Short problem: Wherever "views" appears in a line, list that line.
START Record excerpts
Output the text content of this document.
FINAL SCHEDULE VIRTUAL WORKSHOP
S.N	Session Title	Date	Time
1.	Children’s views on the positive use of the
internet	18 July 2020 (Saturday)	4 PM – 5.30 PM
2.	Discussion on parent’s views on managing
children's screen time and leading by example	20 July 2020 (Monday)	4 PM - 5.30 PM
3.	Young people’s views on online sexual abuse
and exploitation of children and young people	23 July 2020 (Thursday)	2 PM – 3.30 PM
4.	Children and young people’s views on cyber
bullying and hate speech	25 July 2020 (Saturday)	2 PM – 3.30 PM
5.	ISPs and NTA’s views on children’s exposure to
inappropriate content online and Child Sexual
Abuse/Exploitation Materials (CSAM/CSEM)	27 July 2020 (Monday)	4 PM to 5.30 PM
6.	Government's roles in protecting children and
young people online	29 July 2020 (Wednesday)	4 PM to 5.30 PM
END Record excerpts
Answer to the exercise:
1.	Children’s views on the positive use of the
2.	Discussion on parent’s views on managing
3.	Young people’s views on online sexual abuse
4.	Children and young people’s views on cyber
5.	ISPs and NTA’s views on children’s exposure to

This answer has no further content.